Report every line from the material that contains the word "Paddle".

▶ SUPPLIED MATERIAL
☆ ☆ ☆

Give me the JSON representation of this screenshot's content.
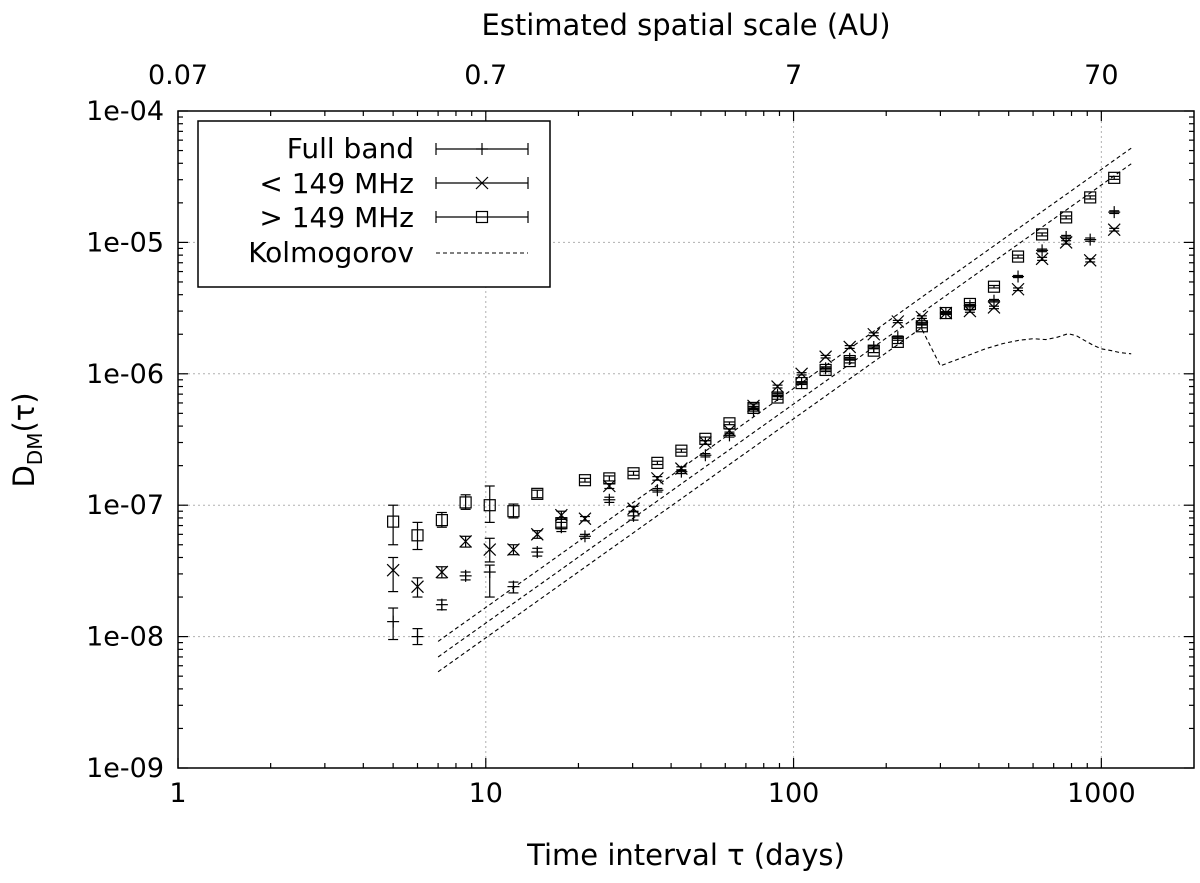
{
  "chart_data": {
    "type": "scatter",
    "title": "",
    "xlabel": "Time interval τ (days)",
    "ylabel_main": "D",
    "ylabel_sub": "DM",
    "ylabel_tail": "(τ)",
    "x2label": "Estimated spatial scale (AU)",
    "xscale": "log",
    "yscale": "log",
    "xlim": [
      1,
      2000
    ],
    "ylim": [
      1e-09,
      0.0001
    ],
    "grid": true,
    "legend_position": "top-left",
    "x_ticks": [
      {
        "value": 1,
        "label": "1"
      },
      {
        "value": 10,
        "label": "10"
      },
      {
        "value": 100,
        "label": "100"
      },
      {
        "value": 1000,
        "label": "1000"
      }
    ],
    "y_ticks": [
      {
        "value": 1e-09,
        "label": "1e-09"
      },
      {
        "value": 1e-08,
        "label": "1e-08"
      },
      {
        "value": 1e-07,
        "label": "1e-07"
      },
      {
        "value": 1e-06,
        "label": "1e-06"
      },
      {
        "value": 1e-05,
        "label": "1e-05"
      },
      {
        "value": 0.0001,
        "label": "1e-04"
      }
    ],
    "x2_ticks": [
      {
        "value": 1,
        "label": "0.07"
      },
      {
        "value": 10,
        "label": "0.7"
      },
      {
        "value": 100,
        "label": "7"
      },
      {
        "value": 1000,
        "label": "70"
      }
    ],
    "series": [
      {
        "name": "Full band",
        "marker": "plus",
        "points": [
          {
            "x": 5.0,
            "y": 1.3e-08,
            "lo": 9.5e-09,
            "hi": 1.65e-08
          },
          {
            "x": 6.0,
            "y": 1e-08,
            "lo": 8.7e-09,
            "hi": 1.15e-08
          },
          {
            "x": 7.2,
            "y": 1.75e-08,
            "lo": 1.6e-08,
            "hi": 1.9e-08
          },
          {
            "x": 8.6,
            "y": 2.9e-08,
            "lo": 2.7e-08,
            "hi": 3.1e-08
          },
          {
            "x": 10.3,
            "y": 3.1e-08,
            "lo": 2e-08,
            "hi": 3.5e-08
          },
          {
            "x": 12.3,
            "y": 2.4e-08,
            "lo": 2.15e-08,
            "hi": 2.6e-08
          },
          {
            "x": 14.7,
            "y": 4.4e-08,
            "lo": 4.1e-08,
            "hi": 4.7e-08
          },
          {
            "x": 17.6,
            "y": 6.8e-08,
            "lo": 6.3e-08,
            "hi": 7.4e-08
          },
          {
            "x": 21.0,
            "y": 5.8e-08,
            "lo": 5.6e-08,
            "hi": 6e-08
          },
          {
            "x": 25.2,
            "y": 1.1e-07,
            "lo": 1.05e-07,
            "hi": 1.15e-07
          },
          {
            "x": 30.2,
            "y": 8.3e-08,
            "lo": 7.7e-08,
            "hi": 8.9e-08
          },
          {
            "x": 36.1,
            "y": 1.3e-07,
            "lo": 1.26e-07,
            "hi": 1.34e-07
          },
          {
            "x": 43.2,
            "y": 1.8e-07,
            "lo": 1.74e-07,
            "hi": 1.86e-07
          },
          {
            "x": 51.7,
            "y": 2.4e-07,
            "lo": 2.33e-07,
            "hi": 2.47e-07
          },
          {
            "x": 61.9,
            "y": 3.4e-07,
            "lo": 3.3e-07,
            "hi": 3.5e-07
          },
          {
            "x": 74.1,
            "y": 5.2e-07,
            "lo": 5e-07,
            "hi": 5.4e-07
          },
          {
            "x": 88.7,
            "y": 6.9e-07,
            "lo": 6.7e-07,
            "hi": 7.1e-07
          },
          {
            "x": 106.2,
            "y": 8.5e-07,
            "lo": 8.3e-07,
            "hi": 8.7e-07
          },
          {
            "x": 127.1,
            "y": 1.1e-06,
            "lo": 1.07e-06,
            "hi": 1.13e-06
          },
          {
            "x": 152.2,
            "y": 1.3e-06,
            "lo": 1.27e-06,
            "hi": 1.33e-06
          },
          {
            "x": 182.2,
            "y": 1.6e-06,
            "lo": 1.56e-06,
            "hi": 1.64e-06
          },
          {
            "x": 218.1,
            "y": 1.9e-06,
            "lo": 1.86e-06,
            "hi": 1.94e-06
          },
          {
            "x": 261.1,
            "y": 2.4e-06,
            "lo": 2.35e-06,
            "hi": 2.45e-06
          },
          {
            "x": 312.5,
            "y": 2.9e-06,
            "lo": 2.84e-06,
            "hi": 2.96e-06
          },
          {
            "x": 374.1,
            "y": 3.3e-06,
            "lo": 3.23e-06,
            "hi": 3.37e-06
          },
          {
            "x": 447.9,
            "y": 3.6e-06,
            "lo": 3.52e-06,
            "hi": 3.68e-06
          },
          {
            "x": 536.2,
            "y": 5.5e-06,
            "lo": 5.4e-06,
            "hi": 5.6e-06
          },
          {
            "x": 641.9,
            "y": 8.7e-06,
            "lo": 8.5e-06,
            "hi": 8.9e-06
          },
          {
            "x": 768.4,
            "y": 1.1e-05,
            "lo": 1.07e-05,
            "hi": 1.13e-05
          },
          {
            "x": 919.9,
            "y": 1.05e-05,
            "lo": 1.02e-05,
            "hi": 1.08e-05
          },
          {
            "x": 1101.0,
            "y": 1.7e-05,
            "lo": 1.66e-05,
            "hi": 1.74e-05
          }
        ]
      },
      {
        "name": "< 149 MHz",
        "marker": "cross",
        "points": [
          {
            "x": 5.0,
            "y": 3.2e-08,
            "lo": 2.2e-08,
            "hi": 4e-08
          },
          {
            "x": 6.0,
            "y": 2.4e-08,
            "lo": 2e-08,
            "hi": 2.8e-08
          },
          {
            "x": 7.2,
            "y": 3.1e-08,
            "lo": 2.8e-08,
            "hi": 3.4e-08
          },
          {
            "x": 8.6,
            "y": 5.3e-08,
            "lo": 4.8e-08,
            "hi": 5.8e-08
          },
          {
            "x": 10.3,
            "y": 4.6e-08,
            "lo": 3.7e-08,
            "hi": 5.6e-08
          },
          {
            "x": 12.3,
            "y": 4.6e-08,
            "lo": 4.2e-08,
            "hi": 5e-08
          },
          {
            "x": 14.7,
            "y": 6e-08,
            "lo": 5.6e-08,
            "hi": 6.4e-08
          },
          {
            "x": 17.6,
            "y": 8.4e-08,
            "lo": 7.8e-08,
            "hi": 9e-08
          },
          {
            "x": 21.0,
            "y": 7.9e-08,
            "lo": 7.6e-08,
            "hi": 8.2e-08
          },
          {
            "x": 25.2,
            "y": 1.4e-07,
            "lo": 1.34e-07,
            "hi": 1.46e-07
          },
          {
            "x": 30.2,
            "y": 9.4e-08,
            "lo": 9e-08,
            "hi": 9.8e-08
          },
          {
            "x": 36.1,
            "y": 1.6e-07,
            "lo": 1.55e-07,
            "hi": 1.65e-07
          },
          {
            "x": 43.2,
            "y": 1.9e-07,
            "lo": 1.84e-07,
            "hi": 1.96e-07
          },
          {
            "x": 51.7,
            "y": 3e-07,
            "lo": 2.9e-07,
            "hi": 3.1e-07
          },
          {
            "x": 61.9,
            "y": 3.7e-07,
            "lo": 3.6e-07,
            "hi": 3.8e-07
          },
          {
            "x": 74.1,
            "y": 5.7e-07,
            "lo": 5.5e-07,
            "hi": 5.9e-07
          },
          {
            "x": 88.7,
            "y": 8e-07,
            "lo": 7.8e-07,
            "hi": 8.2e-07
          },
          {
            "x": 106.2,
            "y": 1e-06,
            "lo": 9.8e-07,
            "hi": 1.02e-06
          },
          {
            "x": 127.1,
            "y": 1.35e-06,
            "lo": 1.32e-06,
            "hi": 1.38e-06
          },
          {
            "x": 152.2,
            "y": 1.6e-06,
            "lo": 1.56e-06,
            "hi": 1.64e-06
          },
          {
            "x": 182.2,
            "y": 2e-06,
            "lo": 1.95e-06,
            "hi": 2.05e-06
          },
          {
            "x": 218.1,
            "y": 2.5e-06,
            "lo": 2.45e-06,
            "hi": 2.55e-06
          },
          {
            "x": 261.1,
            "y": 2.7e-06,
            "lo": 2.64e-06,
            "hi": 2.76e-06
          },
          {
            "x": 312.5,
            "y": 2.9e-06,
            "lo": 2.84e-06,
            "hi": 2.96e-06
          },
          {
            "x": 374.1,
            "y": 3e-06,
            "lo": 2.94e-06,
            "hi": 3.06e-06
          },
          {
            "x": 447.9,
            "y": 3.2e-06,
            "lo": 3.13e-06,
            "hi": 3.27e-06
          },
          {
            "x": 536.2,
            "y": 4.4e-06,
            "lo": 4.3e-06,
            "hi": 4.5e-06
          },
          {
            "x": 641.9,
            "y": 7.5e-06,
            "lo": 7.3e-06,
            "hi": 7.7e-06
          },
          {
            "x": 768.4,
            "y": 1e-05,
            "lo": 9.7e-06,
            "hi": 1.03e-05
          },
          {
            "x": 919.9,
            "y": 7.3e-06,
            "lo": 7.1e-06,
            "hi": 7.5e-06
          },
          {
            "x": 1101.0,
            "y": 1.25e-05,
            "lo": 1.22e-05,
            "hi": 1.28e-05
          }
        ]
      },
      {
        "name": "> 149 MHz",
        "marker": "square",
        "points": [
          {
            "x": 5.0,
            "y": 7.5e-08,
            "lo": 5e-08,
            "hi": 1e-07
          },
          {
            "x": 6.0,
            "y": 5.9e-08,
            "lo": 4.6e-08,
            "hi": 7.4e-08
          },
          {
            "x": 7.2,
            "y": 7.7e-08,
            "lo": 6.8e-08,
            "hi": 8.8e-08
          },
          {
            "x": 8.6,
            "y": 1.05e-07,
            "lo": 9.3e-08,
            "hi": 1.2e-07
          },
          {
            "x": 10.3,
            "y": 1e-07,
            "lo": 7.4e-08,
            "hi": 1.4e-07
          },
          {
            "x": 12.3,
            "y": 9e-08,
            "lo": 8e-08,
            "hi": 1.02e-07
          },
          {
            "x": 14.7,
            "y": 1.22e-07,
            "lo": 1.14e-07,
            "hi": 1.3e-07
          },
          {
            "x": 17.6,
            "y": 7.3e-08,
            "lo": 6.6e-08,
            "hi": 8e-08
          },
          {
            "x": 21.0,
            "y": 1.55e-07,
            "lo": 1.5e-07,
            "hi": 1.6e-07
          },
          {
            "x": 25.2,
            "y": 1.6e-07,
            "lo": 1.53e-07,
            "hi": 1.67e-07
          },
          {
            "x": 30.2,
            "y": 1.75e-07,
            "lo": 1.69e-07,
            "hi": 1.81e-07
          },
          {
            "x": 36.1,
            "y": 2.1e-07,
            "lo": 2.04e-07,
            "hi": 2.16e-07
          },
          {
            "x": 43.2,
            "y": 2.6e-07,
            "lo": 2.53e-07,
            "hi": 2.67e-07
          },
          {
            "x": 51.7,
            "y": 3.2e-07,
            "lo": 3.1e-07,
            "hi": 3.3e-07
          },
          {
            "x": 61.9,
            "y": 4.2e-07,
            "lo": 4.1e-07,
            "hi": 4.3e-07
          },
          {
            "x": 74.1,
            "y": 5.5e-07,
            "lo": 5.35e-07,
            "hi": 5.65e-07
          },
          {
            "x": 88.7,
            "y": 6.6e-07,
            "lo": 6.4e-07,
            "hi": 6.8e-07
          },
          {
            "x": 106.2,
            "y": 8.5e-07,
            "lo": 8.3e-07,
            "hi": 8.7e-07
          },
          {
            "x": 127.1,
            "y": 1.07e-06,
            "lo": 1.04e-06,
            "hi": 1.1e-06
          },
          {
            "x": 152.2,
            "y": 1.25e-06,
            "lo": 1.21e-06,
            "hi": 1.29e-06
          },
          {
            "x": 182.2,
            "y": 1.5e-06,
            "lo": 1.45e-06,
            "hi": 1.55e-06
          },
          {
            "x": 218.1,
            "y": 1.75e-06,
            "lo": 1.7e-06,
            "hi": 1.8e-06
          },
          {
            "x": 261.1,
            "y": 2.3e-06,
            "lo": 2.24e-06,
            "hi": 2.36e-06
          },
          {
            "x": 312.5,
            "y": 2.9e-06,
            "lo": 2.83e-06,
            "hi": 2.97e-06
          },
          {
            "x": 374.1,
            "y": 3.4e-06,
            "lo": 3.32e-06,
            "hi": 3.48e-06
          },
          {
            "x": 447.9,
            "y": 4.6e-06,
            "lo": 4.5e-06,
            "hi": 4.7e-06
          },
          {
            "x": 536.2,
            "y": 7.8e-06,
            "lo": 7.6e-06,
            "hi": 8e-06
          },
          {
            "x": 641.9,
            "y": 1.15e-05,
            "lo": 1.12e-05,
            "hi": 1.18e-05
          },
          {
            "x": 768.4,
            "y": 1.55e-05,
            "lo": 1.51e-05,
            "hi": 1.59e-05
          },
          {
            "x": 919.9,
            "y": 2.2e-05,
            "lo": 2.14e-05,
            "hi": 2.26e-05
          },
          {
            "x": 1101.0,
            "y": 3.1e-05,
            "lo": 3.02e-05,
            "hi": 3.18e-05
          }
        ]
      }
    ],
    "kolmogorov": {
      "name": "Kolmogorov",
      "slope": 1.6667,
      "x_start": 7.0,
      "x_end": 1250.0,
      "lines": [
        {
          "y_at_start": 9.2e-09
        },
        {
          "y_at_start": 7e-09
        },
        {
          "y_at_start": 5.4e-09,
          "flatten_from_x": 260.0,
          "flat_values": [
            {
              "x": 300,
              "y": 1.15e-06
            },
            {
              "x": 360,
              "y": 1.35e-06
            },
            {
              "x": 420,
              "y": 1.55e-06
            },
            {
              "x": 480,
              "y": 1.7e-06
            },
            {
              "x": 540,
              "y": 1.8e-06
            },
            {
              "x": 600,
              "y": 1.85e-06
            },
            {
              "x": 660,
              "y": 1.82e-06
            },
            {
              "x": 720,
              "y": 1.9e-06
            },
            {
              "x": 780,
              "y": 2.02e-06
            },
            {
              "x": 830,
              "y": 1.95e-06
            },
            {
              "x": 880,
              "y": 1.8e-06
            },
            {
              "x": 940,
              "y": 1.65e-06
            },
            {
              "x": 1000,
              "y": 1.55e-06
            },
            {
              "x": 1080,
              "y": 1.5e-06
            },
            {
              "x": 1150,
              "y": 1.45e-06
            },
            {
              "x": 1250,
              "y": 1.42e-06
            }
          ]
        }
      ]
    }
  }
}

☆ ☆ ☆

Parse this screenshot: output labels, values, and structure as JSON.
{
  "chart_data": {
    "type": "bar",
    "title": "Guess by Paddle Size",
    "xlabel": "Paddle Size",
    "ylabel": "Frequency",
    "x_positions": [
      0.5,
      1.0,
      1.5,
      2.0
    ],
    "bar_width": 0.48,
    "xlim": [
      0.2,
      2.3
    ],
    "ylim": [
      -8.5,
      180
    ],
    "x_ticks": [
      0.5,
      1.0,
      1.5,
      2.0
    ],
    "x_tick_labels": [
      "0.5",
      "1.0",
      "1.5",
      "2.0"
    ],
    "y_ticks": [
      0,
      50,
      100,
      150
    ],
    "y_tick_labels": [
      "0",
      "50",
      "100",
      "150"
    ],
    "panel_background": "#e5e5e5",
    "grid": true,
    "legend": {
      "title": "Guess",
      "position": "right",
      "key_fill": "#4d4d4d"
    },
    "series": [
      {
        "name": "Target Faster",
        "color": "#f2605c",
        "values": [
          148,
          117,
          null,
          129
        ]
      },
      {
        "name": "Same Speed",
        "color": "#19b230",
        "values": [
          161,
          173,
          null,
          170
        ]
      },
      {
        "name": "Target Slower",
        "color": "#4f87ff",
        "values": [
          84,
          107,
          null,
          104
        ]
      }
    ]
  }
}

☆ ☆ ☆

▶ EXPECTED ANSWER
    "title": "Guess by Paddle Size",
    "xlabel": "Paddle Size",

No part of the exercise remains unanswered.